* TASK BRIEF: The complete listing below should be transcribed precisely.

------------------------------------

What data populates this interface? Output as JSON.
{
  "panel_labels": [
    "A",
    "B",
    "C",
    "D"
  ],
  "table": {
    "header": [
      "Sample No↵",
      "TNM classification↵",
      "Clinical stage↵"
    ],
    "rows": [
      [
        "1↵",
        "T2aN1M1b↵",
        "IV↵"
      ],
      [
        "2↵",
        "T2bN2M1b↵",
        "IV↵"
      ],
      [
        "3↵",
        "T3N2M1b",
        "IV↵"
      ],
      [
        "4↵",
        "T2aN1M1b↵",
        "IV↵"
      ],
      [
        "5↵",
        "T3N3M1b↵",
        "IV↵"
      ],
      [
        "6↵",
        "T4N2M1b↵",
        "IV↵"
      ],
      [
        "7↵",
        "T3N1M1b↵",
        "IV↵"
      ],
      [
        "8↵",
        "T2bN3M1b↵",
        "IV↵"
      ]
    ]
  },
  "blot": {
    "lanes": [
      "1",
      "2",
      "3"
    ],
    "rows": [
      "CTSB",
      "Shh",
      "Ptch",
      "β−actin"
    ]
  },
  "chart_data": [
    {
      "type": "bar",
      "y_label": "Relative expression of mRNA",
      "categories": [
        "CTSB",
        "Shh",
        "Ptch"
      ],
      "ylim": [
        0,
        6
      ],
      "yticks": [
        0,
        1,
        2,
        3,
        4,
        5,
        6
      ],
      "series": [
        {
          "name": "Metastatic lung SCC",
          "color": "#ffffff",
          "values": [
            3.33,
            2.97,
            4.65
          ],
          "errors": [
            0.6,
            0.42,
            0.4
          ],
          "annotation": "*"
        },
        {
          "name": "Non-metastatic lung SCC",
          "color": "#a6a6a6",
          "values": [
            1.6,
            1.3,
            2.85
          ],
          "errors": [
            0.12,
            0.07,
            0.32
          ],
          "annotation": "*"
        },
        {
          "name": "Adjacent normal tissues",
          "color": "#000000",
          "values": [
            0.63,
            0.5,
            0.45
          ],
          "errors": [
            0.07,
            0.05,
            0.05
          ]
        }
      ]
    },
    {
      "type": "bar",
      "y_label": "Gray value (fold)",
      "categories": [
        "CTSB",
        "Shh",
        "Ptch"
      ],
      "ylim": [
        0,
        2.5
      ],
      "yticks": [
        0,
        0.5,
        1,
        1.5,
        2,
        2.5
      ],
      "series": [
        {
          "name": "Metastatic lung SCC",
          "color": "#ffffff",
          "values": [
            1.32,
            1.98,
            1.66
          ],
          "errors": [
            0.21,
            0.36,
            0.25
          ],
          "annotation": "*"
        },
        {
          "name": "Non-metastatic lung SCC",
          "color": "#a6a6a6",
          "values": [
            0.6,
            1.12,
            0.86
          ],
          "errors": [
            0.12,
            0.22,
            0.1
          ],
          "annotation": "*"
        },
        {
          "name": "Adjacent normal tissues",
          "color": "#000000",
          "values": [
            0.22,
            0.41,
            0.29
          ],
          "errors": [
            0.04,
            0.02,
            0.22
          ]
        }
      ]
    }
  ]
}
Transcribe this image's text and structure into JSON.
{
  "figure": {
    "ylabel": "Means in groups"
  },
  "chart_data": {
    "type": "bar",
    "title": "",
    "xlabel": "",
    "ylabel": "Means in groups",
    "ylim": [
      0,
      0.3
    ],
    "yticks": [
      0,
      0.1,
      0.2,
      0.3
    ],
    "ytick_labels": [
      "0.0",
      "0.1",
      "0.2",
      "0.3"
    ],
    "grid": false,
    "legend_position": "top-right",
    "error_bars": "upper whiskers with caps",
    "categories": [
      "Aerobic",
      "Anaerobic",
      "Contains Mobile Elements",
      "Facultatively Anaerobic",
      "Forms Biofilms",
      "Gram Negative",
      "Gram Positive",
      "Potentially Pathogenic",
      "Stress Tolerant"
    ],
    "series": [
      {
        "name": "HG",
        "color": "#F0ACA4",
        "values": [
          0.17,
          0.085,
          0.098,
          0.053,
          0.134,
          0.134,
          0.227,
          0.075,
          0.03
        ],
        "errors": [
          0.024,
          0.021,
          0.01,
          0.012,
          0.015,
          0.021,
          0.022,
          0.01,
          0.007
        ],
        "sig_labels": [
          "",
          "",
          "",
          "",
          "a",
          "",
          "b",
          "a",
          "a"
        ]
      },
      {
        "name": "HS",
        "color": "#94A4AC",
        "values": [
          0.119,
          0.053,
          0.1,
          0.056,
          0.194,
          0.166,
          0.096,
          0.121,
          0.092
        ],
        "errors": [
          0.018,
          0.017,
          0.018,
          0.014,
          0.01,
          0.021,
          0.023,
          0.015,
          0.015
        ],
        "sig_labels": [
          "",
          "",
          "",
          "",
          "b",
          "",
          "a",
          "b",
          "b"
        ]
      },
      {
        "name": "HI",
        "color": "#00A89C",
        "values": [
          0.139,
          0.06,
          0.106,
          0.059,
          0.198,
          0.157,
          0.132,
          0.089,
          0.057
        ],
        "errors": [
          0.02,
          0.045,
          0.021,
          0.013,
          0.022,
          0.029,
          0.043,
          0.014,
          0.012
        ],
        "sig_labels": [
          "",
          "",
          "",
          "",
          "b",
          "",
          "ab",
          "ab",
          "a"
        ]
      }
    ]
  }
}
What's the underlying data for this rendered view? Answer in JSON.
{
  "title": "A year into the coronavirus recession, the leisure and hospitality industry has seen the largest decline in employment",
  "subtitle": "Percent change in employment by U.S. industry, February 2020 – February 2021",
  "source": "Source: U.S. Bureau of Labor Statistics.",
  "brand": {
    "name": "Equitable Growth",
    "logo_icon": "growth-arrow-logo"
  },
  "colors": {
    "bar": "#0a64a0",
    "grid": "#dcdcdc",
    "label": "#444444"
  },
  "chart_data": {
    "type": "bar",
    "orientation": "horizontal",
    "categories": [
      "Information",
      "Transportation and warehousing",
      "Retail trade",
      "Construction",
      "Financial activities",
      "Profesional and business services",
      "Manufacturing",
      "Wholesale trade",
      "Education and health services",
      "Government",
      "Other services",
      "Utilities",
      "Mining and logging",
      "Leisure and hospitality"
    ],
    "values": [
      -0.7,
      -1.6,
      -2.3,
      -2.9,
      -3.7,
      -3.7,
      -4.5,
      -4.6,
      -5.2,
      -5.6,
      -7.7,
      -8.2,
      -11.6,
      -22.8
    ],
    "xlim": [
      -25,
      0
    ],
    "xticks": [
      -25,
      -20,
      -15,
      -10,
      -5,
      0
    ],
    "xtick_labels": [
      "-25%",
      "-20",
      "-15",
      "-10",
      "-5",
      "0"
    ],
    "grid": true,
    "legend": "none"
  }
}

------------------------------------

* PROBLEM SOLUTION:
What data populates this interface? Output as JSON.
{
  "panel_labels": [
    "A",
    "B",
    "C",
    "D"
  ],
  "table": {
    "header": [
      "Sample No↵",
      "TNM classification↵",
      "Clinical stage↵"
    ],
    "rows": [
      [
        "1↵",
        "T2aN1M1b↵",
        "IV↵"
      ],
      [
        "2↵",
        "T2bN2M1b↵",
        "IV↵"
      ],
      [
        "3↵",
        "T3N2M1b",
        "IV↵"
      ],
      [
        "4↵",
        "T2aN1M1b↵",
        "IV↵"
      ],
      [
        "5↵",
        "T3N3M1b↵",
        "IV↵"
      ],
      [
        "6↵",
        "T4N2M1b↵",
        "IV↵"
      ],
      [
        "7↵",
        "T3N1M1b↵",
        "IV↵"
      ],
      [
        "8↵",
        "T2bN3M1b↵",
        "IV↵"
      ]
    ]
  },
  "blot": {
    "lanes": [
      "1",
      "2",
      "3"
    ],
    "rows": [
      "CTSB",
      "Shh",
      "Ptch",
      "β−actin"
    ]
  },
  "chart_data": [
    {
      "type": "bar",
      "y_label": "Relative expression of mRNA",
      "categories": [
        "CTSB",
        "Shh",
        "Ptch"
      ],
      "ylim": [
        0,
        6
      ],
      "yticks": [
        0,
        1,
        2,
        3,
        4,
        5,
        6
      ],
      "series": [
        {
          "name": "Metastatic lung SCC",
          "color": "#ffffff",
          "values": [
            3.33,
            2.97,
            4.65
          ],
          "errors": [
            0.6,
            0.42,
            0.4
          ],
          "annotation": "*"
        },
        {
          "name": "Non-metastatic lung SCC",
          "color": "#a6a6a6",
          "values": [
            1.6,
            1.3,
            2.85
          ],
          "errors": [
            0.12,
            0.07,
            0.32
          ],
          "annotation": "*"
        },
        {
          "name": "Adjacent normal tissues",
          "color": "#000000",
          "values": [
            0.63,
            0.5,
            0.45
          ],
          "errors": [
            0.07,
            0.05,
            0.05
          ]
        }
      ]
    },
    {
      "type": "bar",
      "y_label": "Gray value (fold)",
      "categories": [
        "CTSB",
        "Shh",
        "Ptch"
      ],
      "ylim": [
        0,
        2.5
      ],
      "yticks": [
        0,
        0.5,
        1,
        1.5,
        2,
        2.5
      ],
      "series": [
        {
          "name": "Metastatic lung SCC",
          "color": "#ffffff",
          "values": [
            1.32,
            1.98,
            1.66
          ],
          "errors": [
            0.21,
            0.36,
            0.25
          ],
          "annotation": "*"
        },
        {
          "name": "Non-metastatic lung SCC",
          "color": "#a6a6a6",
          "values": [
            0.6,
            1.12,
            0.86
          ],
          "errors": [
            0.12,
            0.22,
            0.1
          ],
          "annotation": "*"
        },
        {
          "name": "Adjacent normal tissues",
          "color": "#000000",
          "values": [
            0.22,
            0.41,
            0.29
          ],
          "errors": [
            0.04,
            0.02,
            0.22
          ]
        }
      ]
    }
  ]
}
Transcribe this image's text and structure into JSON.
{
  "figure": {
    "ylabel": "Means in groups"
  },
  "chart_data": {
    "type": "bar",
    "title": "",
    "xlabel": "",
    "ylabel": "Means in groups",
    "ylim": [
      0,
      0.3
    ],
    "yticks": [
      0,
      0.1,
      0.2,
      0.3
    ],
    "ytick_labels": [
      "0.0",
      "0.1",
      "0.2",
      "0.3"
    ],
    "grid": false,
    "legend_position": "top-right",
    "error_bars": "upper whiskers with caps",
    "categories": [
      "Aerobic",
      "Anaerobic",
      "Contains Mobile Elements",
      "Facultatively Anaerobic",
      "Forms Biofilms",
      "Gram Negative",
      "Gram Positive",
      "Potentially Pathogenic",
      "Stress Tolerant"
    ],
    "series": [
      {
        "name": "HG",
        "color": "#F0ACA4",
        "values": [
          0.17,
          0.085,
          0.098,
          0.053,
          0.134,
          0.134,
          0.227,
          0.075,
          0.03
        ],
        "errors": [
          0.024,
          0.021,
          0.01,
          0.012,
          0.015,
          0.021,
          0.022,
          0.01,
          0.007
        ],
        "sig_labels": [
          "",
          "",
          "",
          "",
          "a",
          "",
          "b",
          "a",
          "a"
        ]
      },
      {
        "name": "HS",
        "color": "#94A4AC",
        "values": [
          0.119,
          0.053,
          0.1,
          0.056,
          0.194,
          0.166,
          0.096,
          0.121,
          0.092
        ],
        "errors": [
          0.018,
          0.017,
          0.018,
          0.014,
          0.01,
          0.021,
          0.023,
          0.015,
          0.015
        ],
        "sig_labels": [
          "",
          "",
          "",
          "",
          "b",
          "",
          "a",
          "b",
          "b"
        ]
      },
      {
        "name": "HI",
        "color": "#00A89C",
        "values": [
          0.139,
          0.06,
          0.106,
          0.059,
          0.198,
          0.157,
          0.132,
          0.089,
          0.057
        ],
        "errors": [
          0.02,
          0.045,
          0.021,
          0.013,
          0.022,
          0.029,
          0.043,
          0.014,
          0.012
        ],
        "sig_labels": [
          "",
          "",
          "",
          "",
          "b",
          "",
          "ab",
          "ab",
          "a"
        ]
      }
    ]
  }
}
What's the underlying data for this rendered view? Answer in JSON.
{
  "title": "A year into the coronavirus recession, the leisure and hospitality industry has seen the largest decline in employment",
  "subtitle": "Percent change in employment by U.S. industry, February 2020 – February 2021",
  "source": "Source: U.S. Bureau of Labor Statistics.",
  "brand": {
    "name": "Equitable Growth",
    "logo_icon": "growth-arrow-logo"
  },
  "colors": {
    "bar": "#0a64a0",
    "grid": "#dcdcdc",
    "label": "#444444"
  },
  "chart_data": {
    "type": "bar",
    "orientation": "horizontal",
    "categories": [
      "Information",
      "Transportation and warehousing",
      "Retail trade",
      "Construction",
      "Financial activities",
      "Profesional and business services",
      "Manufacturing",
      "Wholesale trade",
      "Education and health services",
      "Government",
      "Other services",
      "Utilities",
      "Mining and logging",
      "Leisure and hospitality"
    ],
    "values": [
      -0.7,
      -1.6,
      -2.3,
      -2.9,
      -3.7,
      -3.7,
      -4.5,
      -4.6,
      -5.2,
      -5.6,
      -7.7,
      -8.2,
      -11.6,
      -22.8
    ],
    "xlim": [
      -25,
      0
    ],
    "xticks": [
      -25,
      -20,
      -15,
      -10,
      -5,
      0
    ],
    "xtick_labels": [
      "-25%",
      "-20",
      "-15",
      "-10",
      "-5",
      "0"
    ],
    "grid": true,
    "legend": "none"
  }
}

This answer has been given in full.